GIVEN INSTRUCTION:
Output only the count of lines that contain "Complete".
--- begin ---
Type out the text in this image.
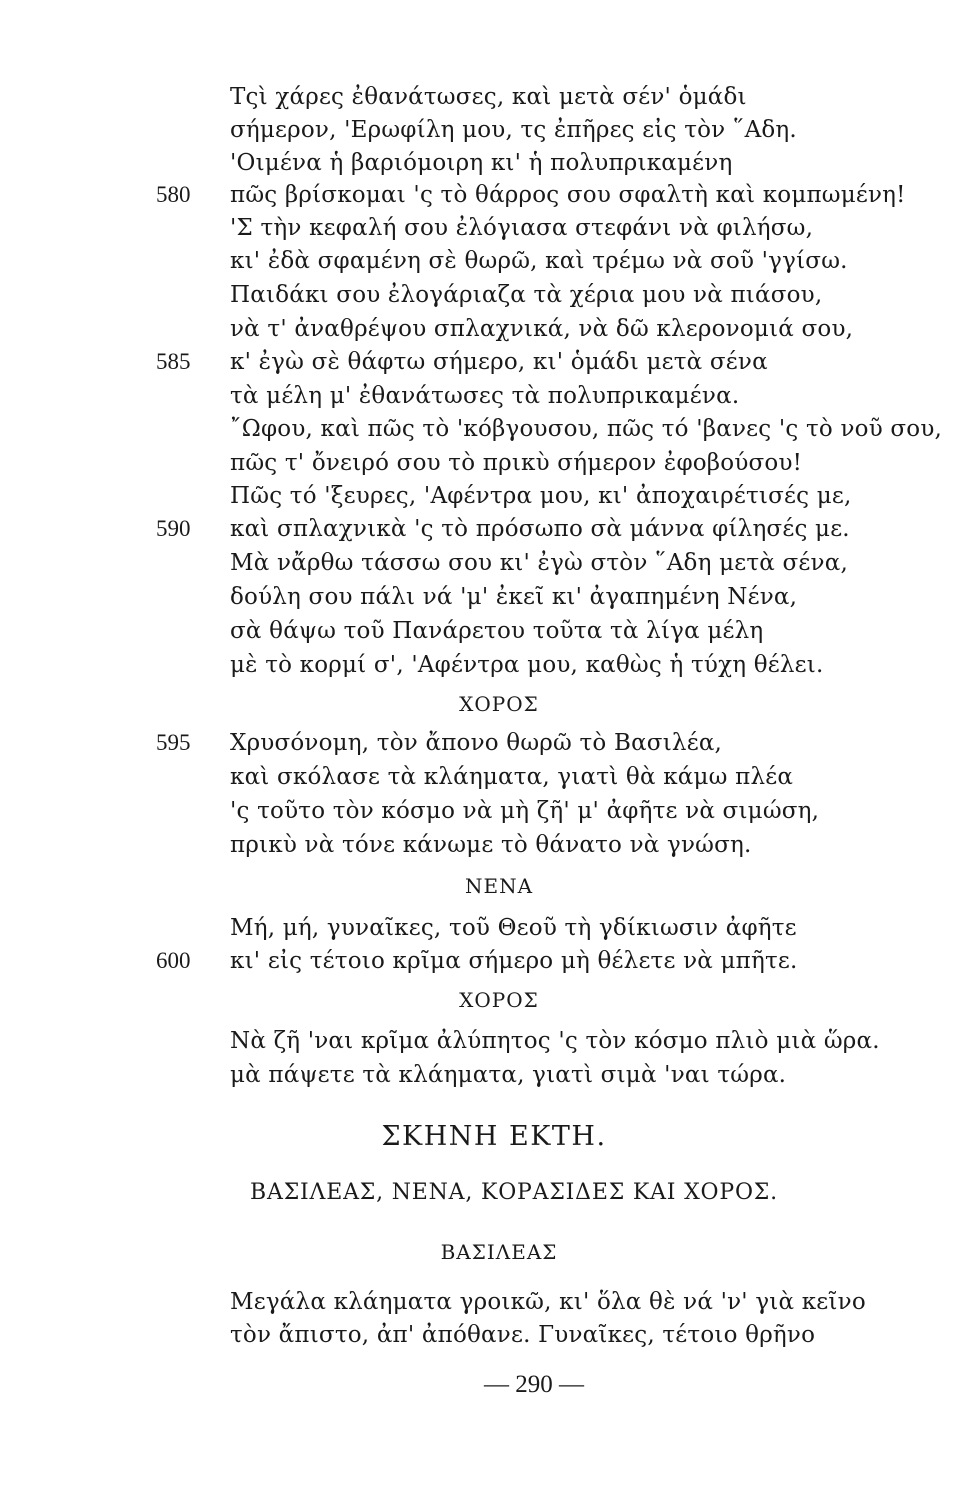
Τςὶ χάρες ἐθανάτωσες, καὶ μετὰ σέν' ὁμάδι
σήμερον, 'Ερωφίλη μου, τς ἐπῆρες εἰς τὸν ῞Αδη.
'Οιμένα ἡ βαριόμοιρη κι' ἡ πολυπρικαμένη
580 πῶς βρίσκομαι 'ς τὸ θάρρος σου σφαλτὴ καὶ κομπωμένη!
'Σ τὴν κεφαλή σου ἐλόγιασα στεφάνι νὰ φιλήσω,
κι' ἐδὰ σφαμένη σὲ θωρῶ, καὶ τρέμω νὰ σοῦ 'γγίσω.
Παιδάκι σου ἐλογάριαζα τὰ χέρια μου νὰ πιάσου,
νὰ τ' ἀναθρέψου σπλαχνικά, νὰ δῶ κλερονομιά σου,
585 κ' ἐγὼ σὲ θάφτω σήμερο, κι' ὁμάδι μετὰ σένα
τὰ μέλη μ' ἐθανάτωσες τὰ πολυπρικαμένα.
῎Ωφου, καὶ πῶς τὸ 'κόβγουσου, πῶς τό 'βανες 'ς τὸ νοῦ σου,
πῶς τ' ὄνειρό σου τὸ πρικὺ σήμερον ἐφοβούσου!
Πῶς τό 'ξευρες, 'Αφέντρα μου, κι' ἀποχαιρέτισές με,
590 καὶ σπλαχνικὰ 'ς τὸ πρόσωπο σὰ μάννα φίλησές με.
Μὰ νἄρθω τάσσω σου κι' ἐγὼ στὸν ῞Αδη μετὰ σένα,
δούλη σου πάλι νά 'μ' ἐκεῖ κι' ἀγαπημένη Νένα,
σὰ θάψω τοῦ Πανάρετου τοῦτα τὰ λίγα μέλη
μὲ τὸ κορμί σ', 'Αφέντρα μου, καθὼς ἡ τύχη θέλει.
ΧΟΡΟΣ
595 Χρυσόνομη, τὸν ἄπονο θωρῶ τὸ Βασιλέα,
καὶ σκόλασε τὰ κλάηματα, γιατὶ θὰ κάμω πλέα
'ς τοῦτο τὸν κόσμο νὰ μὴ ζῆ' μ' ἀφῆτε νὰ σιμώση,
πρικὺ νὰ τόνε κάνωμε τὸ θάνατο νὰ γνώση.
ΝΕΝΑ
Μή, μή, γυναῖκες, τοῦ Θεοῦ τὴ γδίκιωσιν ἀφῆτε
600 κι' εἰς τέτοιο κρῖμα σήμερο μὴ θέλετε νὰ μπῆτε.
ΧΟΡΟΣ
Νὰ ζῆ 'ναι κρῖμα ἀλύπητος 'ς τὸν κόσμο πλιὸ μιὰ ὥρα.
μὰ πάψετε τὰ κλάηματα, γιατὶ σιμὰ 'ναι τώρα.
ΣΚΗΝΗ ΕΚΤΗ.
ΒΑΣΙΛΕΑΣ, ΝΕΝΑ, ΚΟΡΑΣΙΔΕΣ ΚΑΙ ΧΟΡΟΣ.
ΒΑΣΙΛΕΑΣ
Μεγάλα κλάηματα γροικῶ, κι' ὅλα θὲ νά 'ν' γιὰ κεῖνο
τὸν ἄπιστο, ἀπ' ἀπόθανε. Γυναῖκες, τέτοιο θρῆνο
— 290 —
--- end ---
--- begin ---
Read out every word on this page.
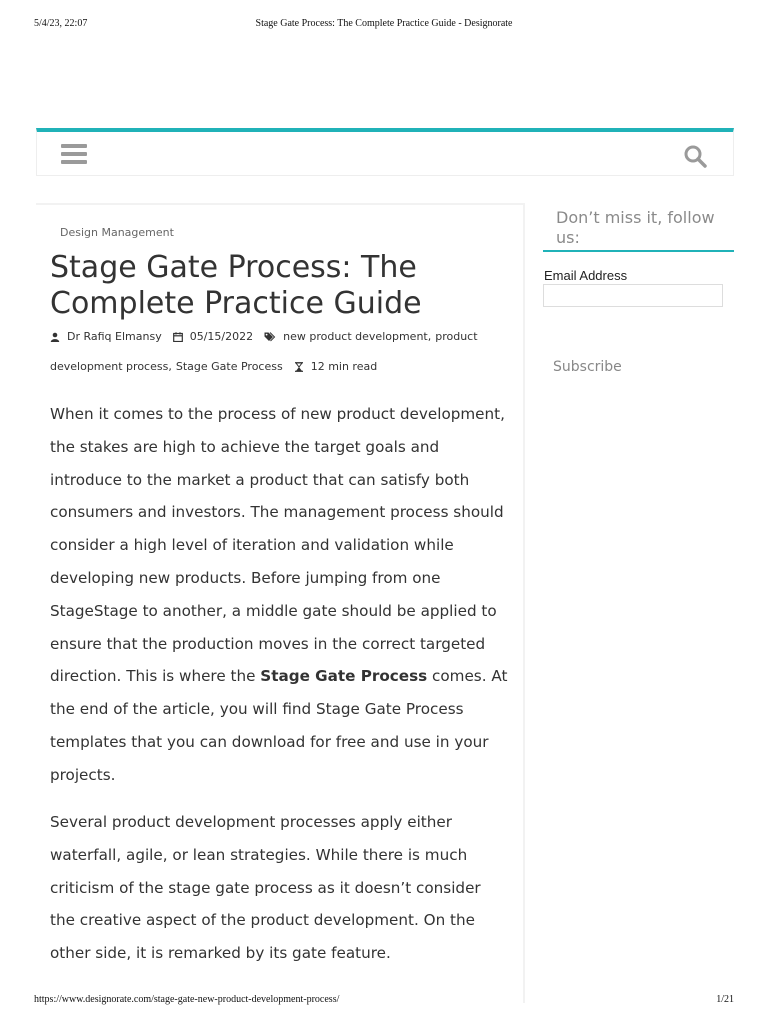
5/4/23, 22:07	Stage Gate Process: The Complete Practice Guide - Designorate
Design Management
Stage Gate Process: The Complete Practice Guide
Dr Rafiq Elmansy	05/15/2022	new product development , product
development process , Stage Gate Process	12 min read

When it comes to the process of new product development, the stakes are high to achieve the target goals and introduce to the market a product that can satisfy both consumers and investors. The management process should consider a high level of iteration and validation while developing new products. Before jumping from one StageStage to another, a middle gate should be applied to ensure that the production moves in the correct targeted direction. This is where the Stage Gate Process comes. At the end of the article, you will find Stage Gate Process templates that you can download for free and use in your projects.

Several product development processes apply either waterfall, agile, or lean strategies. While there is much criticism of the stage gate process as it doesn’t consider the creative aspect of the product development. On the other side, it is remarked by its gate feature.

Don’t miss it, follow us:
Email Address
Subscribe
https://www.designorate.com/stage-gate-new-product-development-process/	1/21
--- end ---
--- begin ---
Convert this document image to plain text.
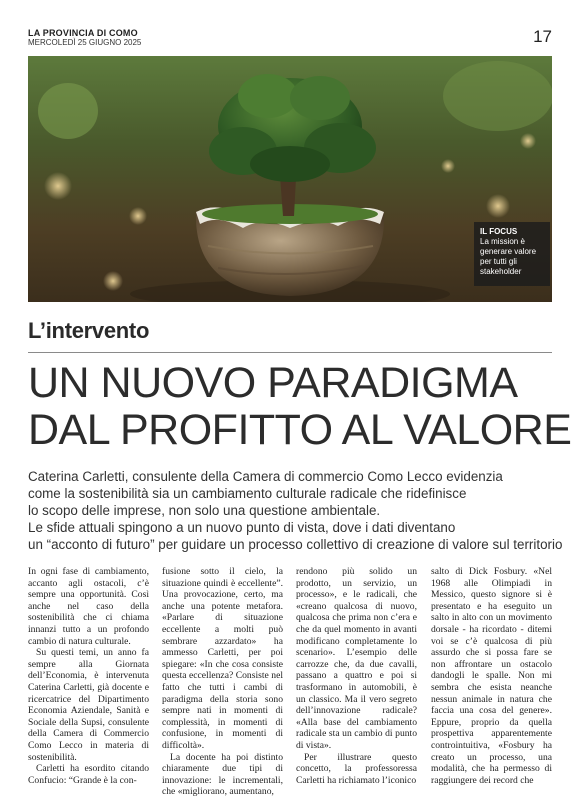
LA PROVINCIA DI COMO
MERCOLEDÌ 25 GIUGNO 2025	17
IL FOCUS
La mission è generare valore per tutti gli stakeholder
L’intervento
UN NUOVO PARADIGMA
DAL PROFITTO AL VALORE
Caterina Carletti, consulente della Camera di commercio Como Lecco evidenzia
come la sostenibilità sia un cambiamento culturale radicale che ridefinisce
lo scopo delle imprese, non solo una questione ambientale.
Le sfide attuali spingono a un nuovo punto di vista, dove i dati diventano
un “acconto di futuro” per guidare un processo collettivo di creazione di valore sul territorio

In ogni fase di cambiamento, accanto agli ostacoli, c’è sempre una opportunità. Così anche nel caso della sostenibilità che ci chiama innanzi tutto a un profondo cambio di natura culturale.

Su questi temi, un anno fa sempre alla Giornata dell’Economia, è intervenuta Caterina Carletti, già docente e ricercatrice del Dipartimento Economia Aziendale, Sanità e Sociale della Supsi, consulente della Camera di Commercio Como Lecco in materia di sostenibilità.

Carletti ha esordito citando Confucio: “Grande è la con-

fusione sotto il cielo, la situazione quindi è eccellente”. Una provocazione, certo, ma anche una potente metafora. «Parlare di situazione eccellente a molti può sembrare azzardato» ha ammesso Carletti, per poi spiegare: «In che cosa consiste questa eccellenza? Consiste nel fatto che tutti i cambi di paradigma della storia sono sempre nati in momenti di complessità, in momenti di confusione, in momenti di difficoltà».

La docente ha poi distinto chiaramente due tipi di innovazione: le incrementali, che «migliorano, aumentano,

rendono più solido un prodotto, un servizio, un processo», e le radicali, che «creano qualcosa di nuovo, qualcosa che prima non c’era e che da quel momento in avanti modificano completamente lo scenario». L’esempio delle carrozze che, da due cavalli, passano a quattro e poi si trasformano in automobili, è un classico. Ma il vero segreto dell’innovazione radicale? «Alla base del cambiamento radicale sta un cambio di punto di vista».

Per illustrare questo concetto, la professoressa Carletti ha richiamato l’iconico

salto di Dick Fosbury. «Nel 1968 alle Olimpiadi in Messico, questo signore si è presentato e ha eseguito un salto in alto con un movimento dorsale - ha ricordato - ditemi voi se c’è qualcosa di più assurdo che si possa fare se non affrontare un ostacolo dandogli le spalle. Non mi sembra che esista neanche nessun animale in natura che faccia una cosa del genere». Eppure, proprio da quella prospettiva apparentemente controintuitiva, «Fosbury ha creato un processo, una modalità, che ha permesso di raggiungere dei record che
--- end ---
FULL OUTPUT:
2